TASK REQUIREMENTS:
Output the full listing below exactly as it reads, and skip anything that is a picture.
= = = = =
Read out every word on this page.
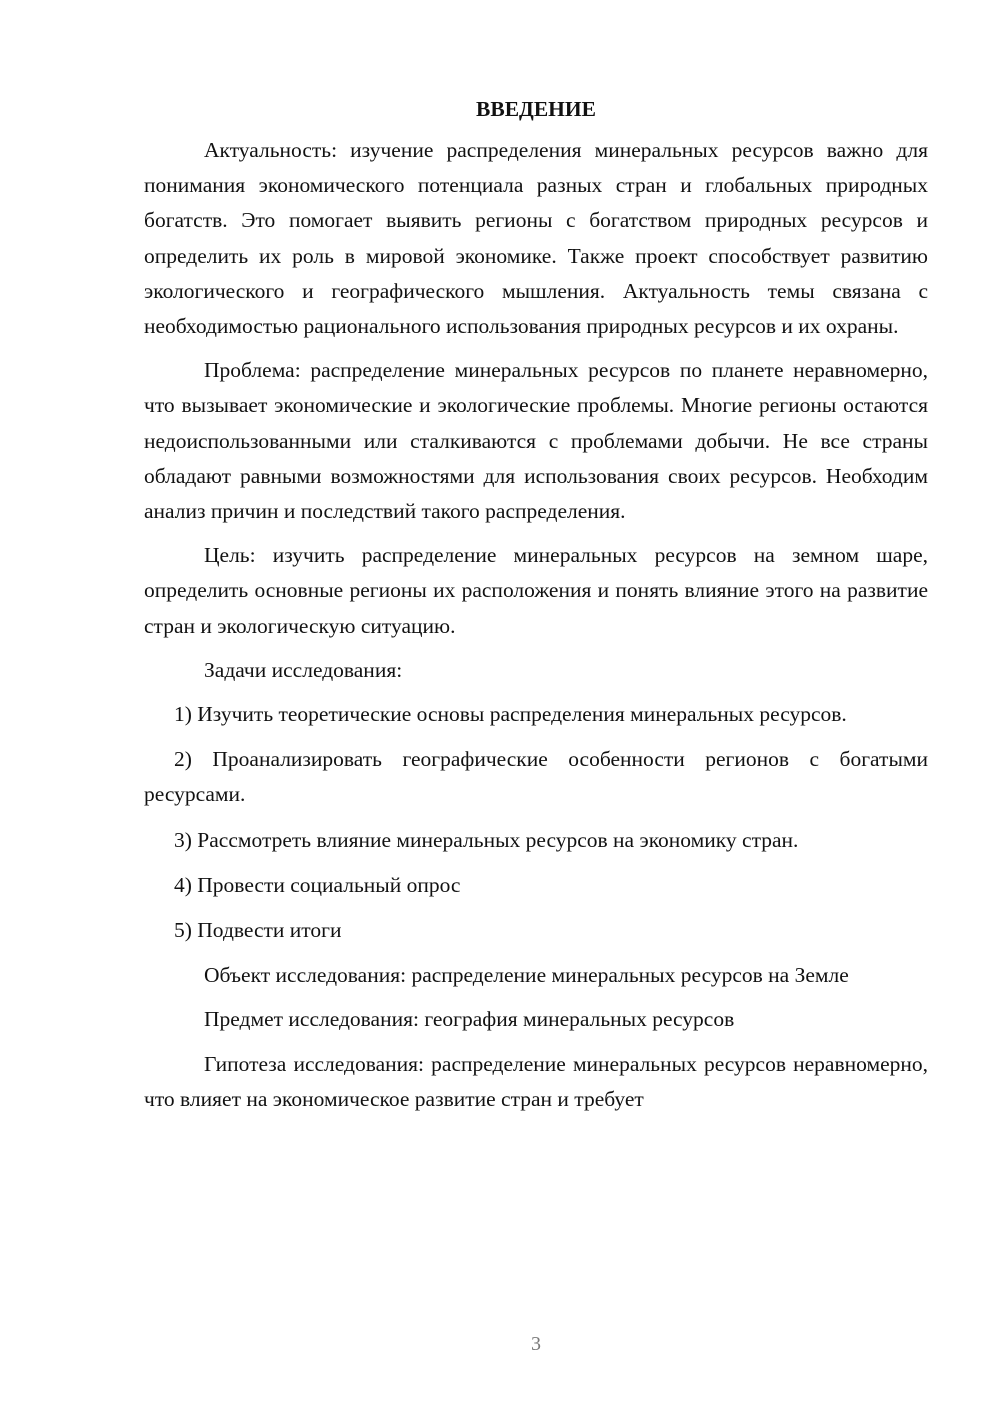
ВВЕДЕНИЕ

Актуальность: изучение распределения минеральных ресурсов важно для понимания экономического потенциала разных стран и глобальных природных богатств. Это помогает выявить регионы с богатством природных ресурсов и определить их роль в мировой экономике. Также проект способствует развитию экологического и географического мышления. Актуальность темы связана с необходимостью рационального использования природных ресурсов и их охраны.

Проблема: распределение минеральных ресурсов по планете неравномерно, что вызывает экономические и экологические проблемы. Многие регионы остаются недоиспользованными или сталкиваются с проблемами добычи. Не все страны обладают равными возможностями для использования своих ресурсов. Необходим анализ причин и последствий такого распределения.

Цель: изучить распределение минеральных ресурсов на земном шаре, определить основные регионы их расположения и понять влияние этого на развитие стран и экологическую ситуацию.

Задачи исследования:

1) Изучить теоретические основы распределения минеральных ресурсов.

2) Проанализировать географические особенности регионов с богатыми ресурсами.

3) Рассмотреть влияние минеральных ресурсов на экономику стран.

4) Провести социальный опрос

5) Подвести итоги

Объект исследования: распределение минеральных ресурсов на Земле

Предмет исследования: география минеральных ресурсов

Гипотеза исследования: распределение минеральных ресурсов неравномерно, что влияет на экономическое развитие стран и требует

3
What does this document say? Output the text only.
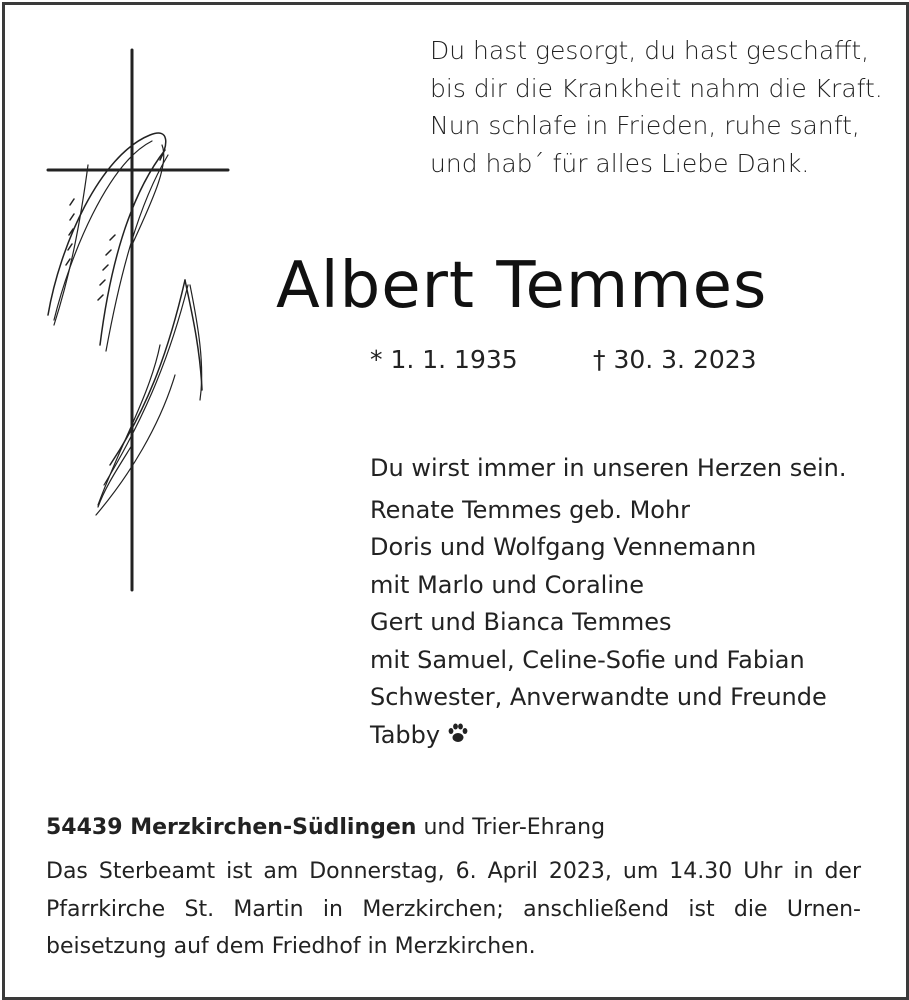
Du hast gesorgt, du hast geschafft,
bis dir die Krankheit nahm die Kraft.
Nun schlafe in Frieden, ruhe sanft,
und hab´ für alles Liebe Dank.
Albert Temmes
* 1. 1. 1935	† 30. 3. 2023
Du wirst immer in unseren Herzen sein.
Renate Temmes geb. Mohr
Doris und Wolfgang Vennemann
mit Marlo und Coraline
Gert und Bianca Temmes
mit Samuel, Celine-Sofie und Fabian
Schwester, Anverwandte und Freunde
Tabby
54439 Merzkirchen-Südlingen und Trier-Ehrang
Das Sterbeamt ist am Donnerstag, 6. April 2023, um 14.30 Uhr in der
Pfarrkirche St. Martin in Merzkirchen; anschließend ist die Urnen-
beisetzung auf dem Friedhof in Merzkirchen.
= = = = =
TASK ANSWER:
Read out every word on this page.
ВВЕДЕНИЕ

Актуальность: изучение распределения минеральных ресурсов важно для понимания экономического потенциала разных стран и глобальных природных богатств. Это помогает выявить регионы с богатством природных ресурсов и определить их роль в мировой экономике. Также проект способствует развитию экологического и географического мышления. Актуальность темы связана с необходимостью рационального использования природных ресурсов и их охраны.

Проблема: распределение минеральных ресурсов по планете неравномерно, что вызывает экономические и экологические проблемы. Многие регионы остаются недоиспользованными или сталкиваются с проблемами добычи. Не все страны обладают равными возможностями для использования своих ресурсов. Необходим анализ причин и последствий такого распределения.

Цель: изучить распределение минеральных ресурсов на земном шаре, определить основные регионы их расположения и понять влияние этого на развитие стран и экологическую ситуацию.

Задачи исследования:

1) Изучить теоретические основы распределения минеральных ресурсов.

2) Проанализировать географические особенности регионов с богатыми ресурсами.

3) Рассмотреть влияние минеральных ресурсов на экономику стран.

4) Провести социальный опрос

5) Подвести итоги

Объект исследования: распределение минеральных ресурсов на Земле

Предмет исследования: география минеральных ресурсов

Гипотеза исследования: распределение минеральных ресурсов неравномерно, что влияет на экономическое развитие стран и требует

3
What does this document say? Output the text only.
Du hast gesorgt, du hast geschafft,
bis dir die Krankheit nahm die Kraft.
Nun schlafe in Frieden, ruhe sanft,
und hab´ für alles Liebe Dank.
Albert Temmes
* 1. 1. 1935	† 30. 3. 2023
Du wirst immer in unseren Herzen sein.
Renate Temmes geb. Mohr
Doris und Wolfgang Vennemann
mit Marlo und Coraline
Gert und Bianca Temmes
mit Samuel, Celine-Sofie und Fabian
Schwester, Anverwandte und Freunde
Tabby
54439 Merzkirchen-Südlingen und Trier-Ehrang
Das Sterbeamt ist am Donnerstag, 6. April 2023, um 14.30 Uhr in der
Pfarrkirche St. Martin in Merzkirchen; anschließend ist die Urnen-
beisetzung auf dem Friedhof in Merzkirchen.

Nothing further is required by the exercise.